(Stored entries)
◇ ◇ ◇
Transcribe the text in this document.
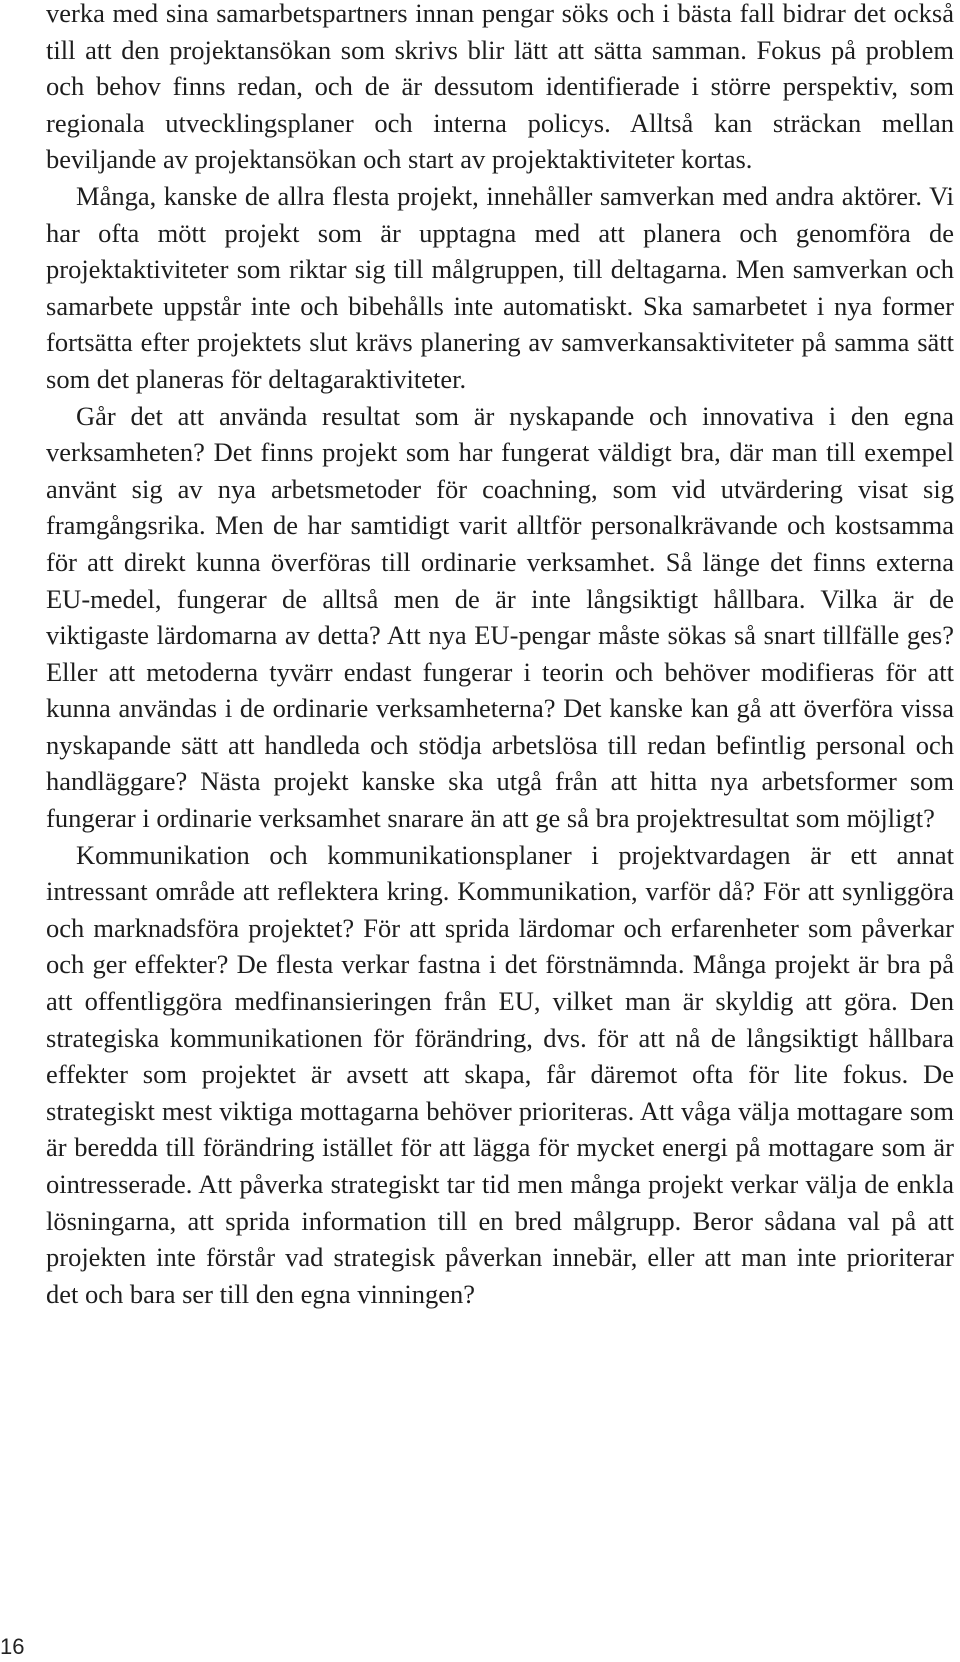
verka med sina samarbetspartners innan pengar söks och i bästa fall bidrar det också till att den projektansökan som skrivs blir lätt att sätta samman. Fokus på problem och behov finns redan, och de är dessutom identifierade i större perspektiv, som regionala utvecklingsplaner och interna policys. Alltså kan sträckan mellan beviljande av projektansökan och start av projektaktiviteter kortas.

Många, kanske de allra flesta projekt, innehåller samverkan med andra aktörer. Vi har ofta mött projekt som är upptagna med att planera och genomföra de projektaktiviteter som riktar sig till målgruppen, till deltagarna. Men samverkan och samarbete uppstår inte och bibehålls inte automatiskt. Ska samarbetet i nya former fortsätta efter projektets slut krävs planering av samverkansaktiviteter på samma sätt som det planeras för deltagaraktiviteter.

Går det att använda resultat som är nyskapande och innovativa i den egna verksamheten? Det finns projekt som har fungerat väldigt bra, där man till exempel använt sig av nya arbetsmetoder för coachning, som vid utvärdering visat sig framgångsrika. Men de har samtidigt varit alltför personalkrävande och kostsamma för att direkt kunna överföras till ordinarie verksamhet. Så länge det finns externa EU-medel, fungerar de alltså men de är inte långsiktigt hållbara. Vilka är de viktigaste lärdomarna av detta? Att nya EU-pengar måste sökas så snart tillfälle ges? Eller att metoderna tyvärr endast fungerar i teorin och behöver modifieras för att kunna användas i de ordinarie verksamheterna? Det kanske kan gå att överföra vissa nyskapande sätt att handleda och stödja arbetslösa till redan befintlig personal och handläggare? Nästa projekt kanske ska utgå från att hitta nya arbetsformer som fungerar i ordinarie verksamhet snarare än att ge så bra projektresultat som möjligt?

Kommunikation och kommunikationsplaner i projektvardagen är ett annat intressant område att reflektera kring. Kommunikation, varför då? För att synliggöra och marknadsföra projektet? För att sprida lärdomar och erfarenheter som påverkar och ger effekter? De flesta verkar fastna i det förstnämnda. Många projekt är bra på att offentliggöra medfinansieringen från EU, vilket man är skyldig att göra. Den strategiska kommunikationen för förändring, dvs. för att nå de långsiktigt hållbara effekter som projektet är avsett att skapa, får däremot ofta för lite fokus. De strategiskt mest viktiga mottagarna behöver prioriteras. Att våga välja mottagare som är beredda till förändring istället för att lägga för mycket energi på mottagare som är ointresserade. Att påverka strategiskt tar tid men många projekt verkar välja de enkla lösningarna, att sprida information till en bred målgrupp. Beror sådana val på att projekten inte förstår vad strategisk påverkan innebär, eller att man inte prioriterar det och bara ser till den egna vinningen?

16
◇ ◇ ◇
◆ **What to produce**: Please transcribe all of the entries word for word, with the pictures left out.

◆ **Response below**:
Transcribe the text in this document.
verka med sina samarbetspartners innan pengar söks och i bästa fall bidrar det också till att den projektansökan som skrivs blir lätt att sätta samman. Fokus på problem och behov finns redan, och de är dessutom identifierade i större perspektiv, som regionala utvecklingsplaner och interna policys. Alltså kan sträckan mellan beviljande av projektansökan och start av projektaktiviteter kortas.

Många, kanske de allra flesta projekt, innehåller samverkan med andra aktörer. Vi har ofta mött projekt som är upptagna med att planera och genomföra de projektaktiviteter som riktar sig till målgruppen, till deltagarna. Men samverkan och samarbete uppstår inte och bibehålls inte automatiskt. Ska samarbetet i nya former fortsätta efter projektets slut krävs planering av samverkansaktiviteter på samma sätt som det planeras för deltagaraktiviteter.

Går det att använda resultat som är nyskapande och innovativa i den egna verksamheten? Det finns projekt som har fungerat väldigt bra, där man till exempel använt sig av nya arbetsmetoder för coachning, som vid utvärdering visat sig framgångsrika. Men de har samtidigt varit alltför personalkrävande och kostsamma för att direkt kunna överföras till ordinarie verksamhet. Så länge det finns externa EU-medel, fungerar de alltså men de är inte långsiktigt hållbara. Vilka är de viktigaste lärdomarna av detta? Att nya EU-pengar måste sökas så snart tillfälle ges? Eller att metoderna tyvärr endast fungerar i teorin och behöver modifieras för att kunna användas i de ordinarie verksamheterna? Det kanske kan gå att överföra vissa nyskapande sätt att handleda och stödja arbetslösa till redan befintlig personal och handläggare? Nästa projekt kanske ska utgå från att hitta nya arbetsformer som fungerar i ordinarie verksamhet snarare än att ge så bra projektresultat som möjligt?

Kommunikation och kommunikationsplaner i projektvardagen är ett annat intressant område att reflektera kring. Kommunikation, varför då? För att synliggöra och marknadsföra projektet? För att sprida lärdomar och erfarenheter som påverkar och ger effekter? De flesta verkar fastna i det förstnämnda. Många projekt är bra på att offentliggöra medfinansieringen från EU, vilket man är skyldig att göra. Den strategiska kommunikationen för förändring, dvs. för att nå de långsiktigt hållbara effekter som projektet är avsett att skapa, får däremot ofta för lite fokus. De strategiskt mest viktiga mottagarna behöver prioriteras. Att våga välja mottagare som är beredda till förändring istället för att lägga för mycket energi på mottagare som är ointresserade. Att påverka strategiskt tar tid men många projekt verkar välja de enkla lösningarna, att sprida information till en bred målgrupp. Beror sådana val på att projekten inte förstår vad strategisk påverkan innebär, eller att man inte prioriterar det och bara ser till den egna vinningen?

16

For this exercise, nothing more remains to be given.